Task prompt: Pull every line containing "JSON" out of the material below.

Material shown:
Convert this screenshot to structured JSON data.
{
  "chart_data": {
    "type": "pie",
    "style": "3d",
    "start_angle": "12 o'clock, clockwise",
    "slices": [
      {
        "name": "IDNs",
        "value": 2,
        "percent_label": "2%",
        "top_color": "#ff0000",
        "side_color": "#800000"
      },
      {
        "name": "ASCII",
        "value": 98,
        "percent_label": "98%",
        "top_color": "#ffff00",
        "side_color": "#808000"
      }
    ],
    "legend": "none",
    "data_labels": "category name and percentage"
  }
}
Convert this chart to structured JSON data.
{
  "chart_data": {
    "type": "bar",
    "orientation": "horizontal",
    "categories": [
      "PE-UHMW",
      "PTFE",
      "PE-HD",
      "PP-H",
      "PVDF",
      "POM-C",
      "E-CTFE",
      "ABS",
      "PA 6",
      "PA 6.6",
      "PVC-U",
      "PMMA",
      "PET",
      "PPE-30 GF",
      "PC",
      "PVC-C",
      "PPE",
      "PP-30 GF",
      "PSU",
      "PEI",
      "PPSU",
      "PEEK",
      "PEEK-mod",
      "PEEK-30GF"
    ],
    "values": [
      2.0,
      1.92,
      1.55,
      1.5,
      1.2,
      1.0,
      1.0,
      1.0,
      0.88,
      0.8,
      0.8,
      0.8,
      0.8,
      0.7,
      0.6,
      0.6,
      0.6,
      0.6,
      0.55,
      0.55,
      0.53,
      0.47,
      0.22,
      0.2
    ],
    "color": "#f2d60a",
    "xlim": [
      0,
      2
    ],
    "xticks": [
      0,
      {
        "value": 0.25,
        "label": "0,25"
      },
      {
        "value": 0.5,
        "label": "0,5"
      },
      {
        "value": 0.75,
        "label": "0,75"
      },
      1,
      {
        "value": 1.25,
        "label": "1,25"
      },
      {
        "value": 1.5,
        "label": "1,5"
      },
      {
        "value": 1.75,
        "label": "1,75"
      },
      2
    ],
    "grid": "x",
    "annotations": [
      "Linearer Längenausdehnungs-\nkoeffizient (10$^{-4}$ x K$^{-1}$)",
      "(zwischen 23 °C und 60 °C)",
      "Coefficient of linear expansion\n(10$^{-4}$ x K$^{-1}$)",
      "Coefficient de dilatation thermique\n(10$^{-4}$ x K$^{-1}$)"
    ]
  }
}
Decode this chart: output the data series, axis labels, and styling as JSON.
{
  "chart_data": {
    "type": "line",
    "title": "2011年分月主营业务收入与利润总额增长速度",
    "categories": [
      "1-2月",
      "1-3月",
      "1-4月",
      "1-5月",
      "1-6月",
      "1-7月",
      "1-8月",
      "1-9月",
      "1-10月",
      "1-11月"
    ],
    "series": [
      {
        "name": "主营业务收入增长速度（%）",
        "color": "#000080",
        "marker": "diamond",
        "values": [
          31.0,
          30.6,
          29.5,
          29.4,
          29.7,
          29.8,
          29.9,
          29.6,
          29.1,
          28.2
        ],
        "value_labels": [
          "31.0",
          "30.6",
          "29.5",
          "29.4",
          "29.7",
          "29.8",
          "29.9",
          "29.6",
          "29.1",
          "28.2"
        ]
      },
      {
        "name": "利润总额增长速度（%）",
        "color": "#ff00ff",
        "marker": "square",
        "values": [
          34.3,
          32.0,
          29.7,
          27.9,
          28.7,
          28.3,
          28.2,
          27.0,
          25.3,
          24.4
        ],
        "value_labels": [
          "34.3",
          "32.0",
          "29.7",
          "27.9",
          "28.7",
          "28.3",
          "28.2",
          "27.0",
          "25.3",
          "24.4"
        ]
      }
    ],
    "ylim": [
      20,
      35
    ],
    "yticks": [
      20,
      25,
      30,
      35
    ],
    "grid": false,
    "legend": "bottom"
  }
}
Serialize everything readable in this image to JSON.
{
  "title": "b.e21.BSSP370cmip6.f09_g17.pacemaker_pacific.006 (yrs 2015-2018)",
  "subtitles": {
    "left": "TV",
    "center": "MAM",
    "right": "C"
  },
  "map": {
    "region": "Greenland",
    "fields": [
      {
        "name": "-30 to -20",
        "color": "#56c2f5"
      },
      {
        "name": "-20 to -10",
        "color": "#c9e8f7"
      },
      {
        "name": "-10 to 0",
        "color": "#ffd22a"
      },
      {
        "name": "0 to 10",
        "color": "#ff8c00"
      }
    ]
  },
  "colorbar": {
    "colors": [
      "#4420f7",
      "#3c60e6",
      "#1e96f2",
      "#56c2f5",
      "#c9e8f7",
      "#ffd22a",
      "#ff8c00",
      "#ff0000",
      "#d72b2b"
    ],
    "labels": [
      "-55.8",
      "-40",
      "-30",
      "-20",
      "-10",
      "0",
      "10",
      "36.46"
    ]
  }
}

Response to the task:
Convert this screenshot to structured JSON data.
Convert this chart to structured JSON data.
Decode this chart: output the data series, axis labels, and styling as JSON.
Serialize everything readable in this image to JSON.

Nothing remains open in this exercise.